SOURCE EXTRACT:
Cropland abandonment has become a common phenomenon across the globe [48,49]. Research on cropland abandonment has mainly focused on developed countries such as European countries and the United States [49]. Those studies suggested that off-farm employment can lead to cropland abandonment from the perspective of qualitative analysis [17,21] or macroscopic quantitative analysis [18,19,25,50,51]. In contrast, this study explores the marginal impact of off-farm employment on cropland abandonment from the perspective of microscopic quantitative analysis. Interestingly, this study indicates that there is a non-linear and inverted U-shaped relationship between off-farm employment and the behavior/area of cropland abandonment, the turning point for which is 46.00% or 44.50% of off-farm labor among total labor. In other words, this study considers that off-farm labor does not inevitably result in cropland abandonment. A possible explanation for these differences is as follows. On the one hand, the large number of rural laborers employed in off-farm sectors causes a shortage of agricultural labor [40], and rural regions lack a market for land transfers [14]. Households do not possess sufficient labor resources to sustain the production of existing land, and peasants who rely on off-farm income may not be able to afford the cost of outsourcing agricultural production. Thus, households may abandon cropland. On the other hand, there is much uncertainty about whether farmers in China will continue to hold the right of land management. In addition, it remains difficult for migrant workers to fully integrate into urban society [42], and land owned by peasants can provide them a degree of social security [43]. Thus, peasants may not relinquish the right of land management [22]. Peasants who rely on off-farm income may outsource agricultural production to avoid abandoning cropland.

STATED EXERCISE A: In the rows, copy the stretch from the line containing "help-button[interactable] bbox=[20, 1150, 42, 1172]" through the line containing "sidebar-collapse-button[interactable] bbox=[216, 15, 255, 46]", replacing "chart-tool" with "graph-tool" and keeping everything else the same.

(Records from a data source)
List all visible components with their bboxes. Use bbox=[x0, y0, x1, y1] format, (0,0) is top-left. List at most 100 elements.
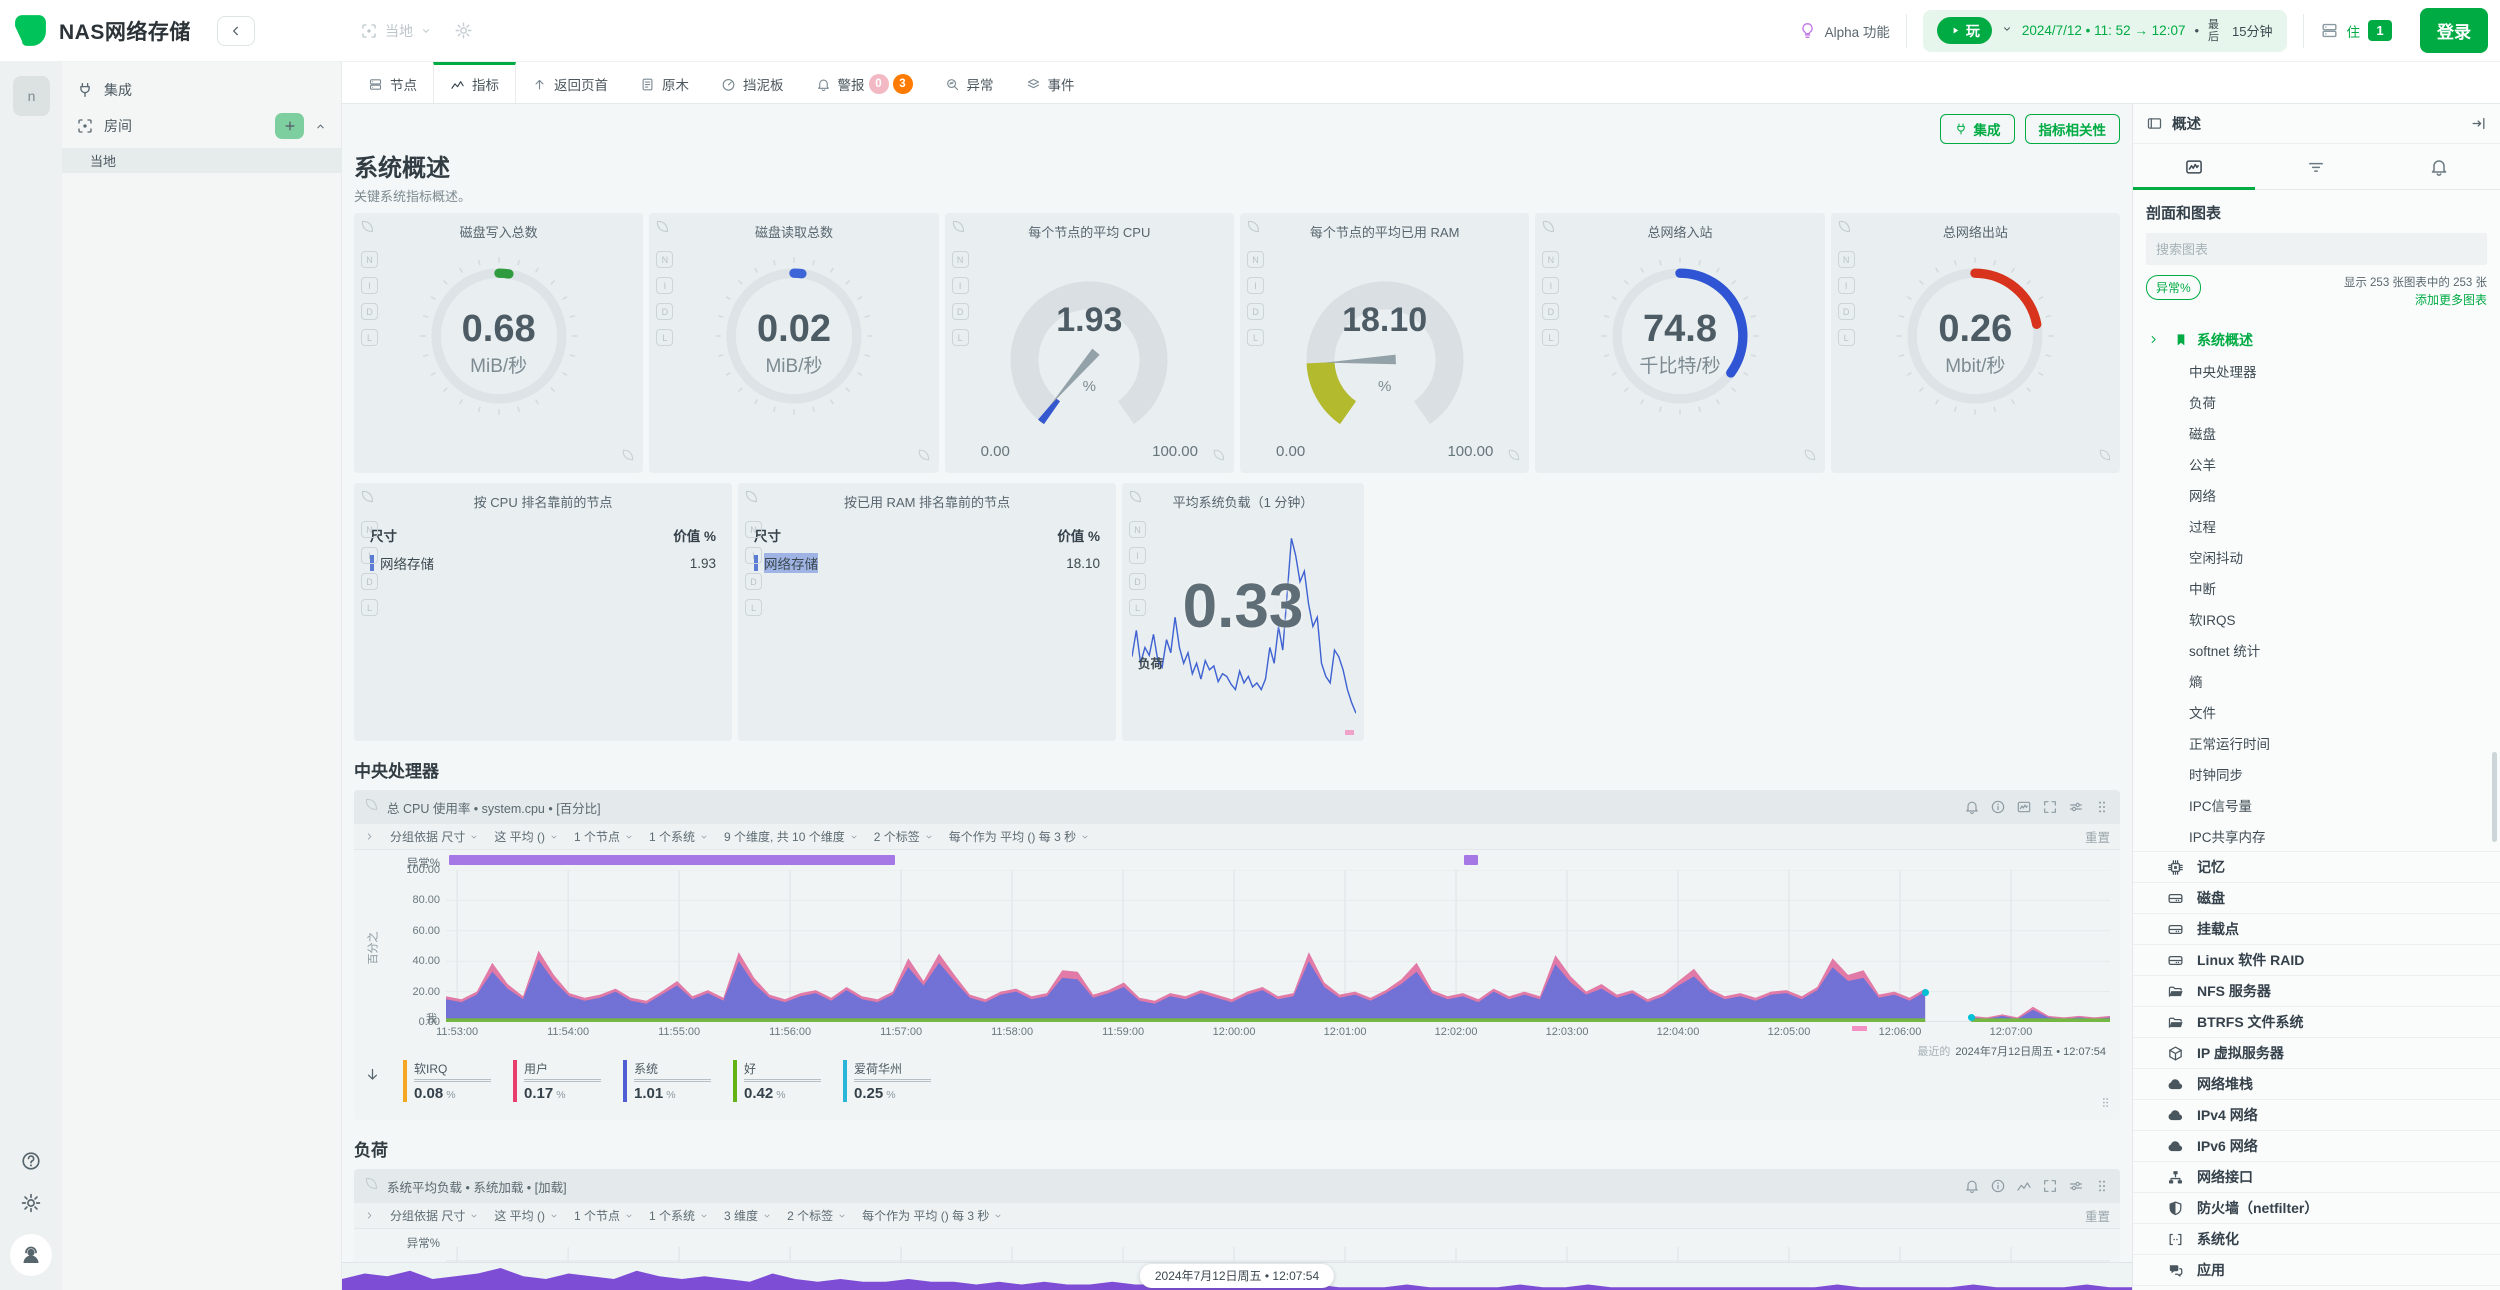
help-button[interactable] bbox=[20, 1150, 42, 1172]
tab-alerts[interactable] bbox=[2378, 144, 2500, 189]
chart-tool-D[interactable]: D bbox=[656, 303, 674, 320]
chart-tool-L[interactable]: L bbox=[745, 599, 762, 616]
chart-tool-I[interactable]: I bbox=[1129, 547, 1146, 564]
menu-item-系统概述[interactable]: 系统概述 bbox=[2133, 324, 2500, 355]
chart-tool-L[interactable]: L bbox=[1129, 599, 1146, 616]
chart-tool-N[interactable]: N bbox=[951, 251, 969, 268]
chart-tool-D[interactable]: D bbox=[1247, 303, 1264, 320]
legend-item-好[interactable]: 好 0.42% bbox=[733, 1060, 821, 1102]
legend-item-爱荷华州[interactable]: 爱荷华州 0.25% bbox=[843, 1060, 931, 1102]
collapse-panel-icon[interactable] bbox=[2470, 115, 2487, 132]
time-range-picker[interactable]: 玩 2024/7/12 • 11: 52 → 12:07 • 最后 15分钟 bbox=[1922, 9, 2287, 52]
add-room-button[interactable] bbox=[275, 113, 304, 139]
menu-item-中央处理器[interactable]: 中央处理器 bbox=[2133, 355, 2500, 386]
sidebar-collapse-button[interactable] bbox=[216, 15, 255, 46]
menu-item-公羊[interactable]: 公羊 bbox=[2133, 448, 2500, 479]
drag-handle-icon[interactable] bbox=[2094, 799, 2110, 815]
menu-item-软IRQS[interactable]: 软IRQS bbox=[2133, 603, 2500, 634]
chart-tool-N[interactable]: N bbox=[1542, 251, 1560, 268]
sidebar-scrollbar[interactable] bbox=[2492, 752, 2497, 842]
fullscreen-icon[interactable] bbox=[2042, 1178, 2058, 1194]
filter-item[interactable]: 分组依据 尺寸 bbox=[390, 828, 479, 845]
tab-事件[interactable]: 事件 bbox=[1010, 62, 1091, 103]
chart-tool-D[interactable]: D bbox=[1542, 303, 1560, 320]
filters-collapse[interactable] bbox=[364, 831, 375, 842]
add-more-charts-link[interactable]: 添加更多图表 bbox=[2414, 293, 2487, 307]
menu-item-系统化[interactable]: 系统化 bbox=[2133, 1223, 2500, 1254]
tab-原木[interactable]: 原木 bbox=[624, 62, 705, 103]
menu-item-正常运行时间[interactable]: 正常运行时间 bbox=[2133, 727, 2500, 758]
menu-item-负荷[interactable]: 负荷 bbox=[2133, 386, 2500, 417]
chart-type-icon[interactable] bbox=[2016, 1178, 2032, 1194]
settings-button[interactable] bbox=[20, 1192, 42, 1214]
chart-tool-D[interactable]: D bbox=[1837, 303, 1855, 320]
chart-tool-D[interactable]: D bbox=[1129, 573, 1146, 590]
resize-grip-icon[interactable] bbox=[2099, 1096, 2112, 1114]
nodes-indicator[interactable]: 住 1 bbox=[2320, 20, 2392, 41]
search-input[interactable] bbox=[2146, 233, 2487, 265]
tab-charts[interactable] bbox=[2133, 144, 2256, 190]
menu-item-BTRFS 文件系统[interactable]: BTRFS 文件系统 bbox=[2133, 1006, 2500, 1037]
load-plot-area[interactable] bbox=[446, 1247, 2110, 1262]
alert-bell-icon[interactable] bbox=[1964, 799, 1980, 815]
drag-handle-icon[interactable] bbox=[2094, 1178, 2110, 1194]
sidebar-item-integrations[interactable]: 集成 bbox=[62, 72, 341, 108]
chart-settings-icon[interactable] bbox=[2068, 1178, 2084, 1194]
gauge-card[interactable]: 总网络入站 N I D L 74.8 千比特/秒 bbox=[1535, 213, 1825, 473]
menu-item-过程[interactable]: 过程 bbox=[2133, 510, 2500, 541]
info-icon[interactable] bbox=[1990, 1178, 2006, 1194]
legend-item-系统[interactable]: 系统 1.01% bbox=[623, 1060, 711, 1102]
chart-tool-L[interactable]: L bbox=[1542, 329, 1560, 346]
menu-item-时钟同步[interactable]: 时钟同步 bbox=[2133, 758, 2500, 789]
cpu-plot-area[interactable] bbox=[446, 870, 2110, 1031]
anomaly-filter-chip[interactable]: 异常% bbox=[2146, 275, 2201, 300]
menu-item-IPv4 网络[interactable]: IPv4 网络 bbox=[2133, 1099, 2500, 1130]
menu-item-用户[interactable]: 用户 bbox=[2133, 1285, 2500, 1290]
filter-item[interactable]: 2 个标签 bbox=[874, 828, 934, 845]
chart-tool-L[interactable]: L bbox=[1247, 329, 1264, 346]
action-指标相关性[interactable]: 指标相关性 bbox=[2024, 114, 2120, 144]
sidebar-room-local[interactable]: 当地 bbox=[62, 148, 341, 173]
menu-item-中断[interactable]: 中断 bbox=[2133, 572, 2500, 603]
gauge-card[interactable]: 每个节点的平均 CPU N I D L 1.93% 0.00 100.00 bbox=[944, 213, 1234, 473]
menu-item-NFS 服务器[interactable]: NFS 服务器 bbox=[2133, 975, 2500, 1006]
timepicker-chevron[interactable] bbox=[2001, 22, 2013, 40]
alpha-features[interactable]: Alpha 功能 bbox=[1798, 21, 1890, 41]
tab-警报[interactable]: 警报 0 3 bbox=[800, 62, 929, 103]
filter-item[interactable]: 1 个节点 bbox=[574, 828, 634, 845]
chart-tool-N[interactable]: N bbox=[1247, 251, 1264, 268]
chart-tool-I[interactable]: I bbox=[951, 277, 969, 294]
chart-tool-I[interactable]: I bbox=[745, 547, 762, 564]
tab-filters[interactable] bbox=[2255, 144, 2377, 189]
fullscreen-icon[interactable] bbox=[2042, 799, 2058, 815]
chart-tool-N[interactable]: N bbox=[1837, 251, 1855, 268]
chart-tool-N[interactable]: N bbox=[361, 521, 378, 538]
menu-item-softnet 统计[interactable]: softnet 统计 bbox=[2133, 634, 2500, 665]
chart-tool-D[interactable]: D bbox=[951, 303, 969, 320]
menu-item-网络堆栈[interactable]: 网络堆栈 bbox=[2133, 1068, 2500, 1099]
chart-tool-D[interactable]: D bbox=[361, 303, 378, 320]
chart-tool-N[interactable]: N bbox=[361, 251, 378, 268]
filter-item[interactable]: 1 个节点 bbox=[574, 1207, 634, 1224]
legend-item-用户[interactable]: 用户 0.17% bbox=[513, 1060, 601, 1102]
tab-返回页首[interactable]: 返回页首 bbox=[516, 62, 624, 103]
menu-item-网络[interactable]: 网络 bbox=[2133, 479, 2500, 510]
info-icon[interactable] bbox=[1990, 799, 2006, 815]
user-avatar[interactable] bbox=[10, 1234, 52, 1276]
chart-tool-I[interactable]: I bbox=[361, 277, 378, 294]
table-row[interactable]: 网络存储 1.93 bbox=[354, 551, 732, 575]
table-row[interactable]: 网络存储 18.10 bbox=[738, 551, 1116, 575]
menu-item-IPv6 网络[interactable]: IPv6 网络 bbox=[2133, 1130, 2500, 1161]
chart-tool-L[interactable]: L bbox=[1837, 329, 1855, 346]
menu-item-空闲抖动[interactable]: 空闲抖动 bbox=[2133, 541, 2500, 572]
menu-item-防火墙（netfilter）[interactable]: 防火墙（netfilter） bbox=[2133, 1192, 2500, 1223]
menu-item-Linux 软件 RAID[interactable]: Linux 软件 RAID bbox=[2133, 944, 2500, 975]
header-settings-button[interactable] bbox=[454, 21, 473, 40]
chart-tool-D[interactable]: D bbox=[745, 573, 762, 590]
filter-item[interactable]: 9 个维度, 共 10 个维度 bbox=[724, 828, 859, 845]
menu-item-磁盘[interactable]: 磁盘 bbox=[2133, 882, 2500, 913]
chart-tool-I[interactable]: I bbox=[1837, 277, 1855, 294]
menu-item-IPC共享内存[interactable]: IPC共享内存 bbox=[2133, 820, 2500, 851]
action-集成[interactable]: 集成 bbox=[1939, 114, 2015, 144]
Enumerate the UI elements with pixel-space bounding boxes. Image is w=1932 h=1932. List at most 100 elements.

STATED EXERCISE B: In the passage on cropland abandonment, what shape does the relationship between off-farm employment and cropland abandonment take?

REPLY A:
help-button[interactable] bbox=[20, 1150, 42, 1172]
tab-alerts[interactable] bbox=[2378, 144, 2500, 189]
graph-tool-D[interactable]: D bbox=[656, 303, 674, 320]
graph-tool-L[interactable]: L bbox=[745, 599, 762, 616]
graph-tool-I[interactable]: I bbox=[1129, 547, 1146, 564]
menu-item-系统概述[interactable]: 系统概述 bbox=[2133, 324, 2500, 355]
graph-tool-L[interactable]: L bbox=[1129, 599, 1146, 616]
graph-tool-N[interactable]: N bbox=[951, 251, 969, 268]
graph-tool-D[interactable]: D bbox=[1247, 303, 1264, 320]
legend-item-好[interactable]: 好 0.42% bbox=[733, 1060, 821, 1102]
legend-item-爱荷华州[interactable]: 爱荷华州 0.25% bbox=[843, 1060, 931, 1102]
collapse-panel-icon[interactable] bbox=[2470, 115, 2487, 132]
time-range-picker[interactable]: 玩 2024/7/12 • 11: 52 → 12:07 • 最后 15分钟 bbox=[1922, 9, 2287, 52]
add-room-button[interactable] bbox=[275, 113, 304, 139]
menu-item-中央处理器[interactable]: 中央处理器 bbox=[2133, 355, 2500, 386]
sidebar-collapse-button[interactable] bbox=[216, 15, 255, 46]

REPLY B: It is non-linear and inverted U-shaped.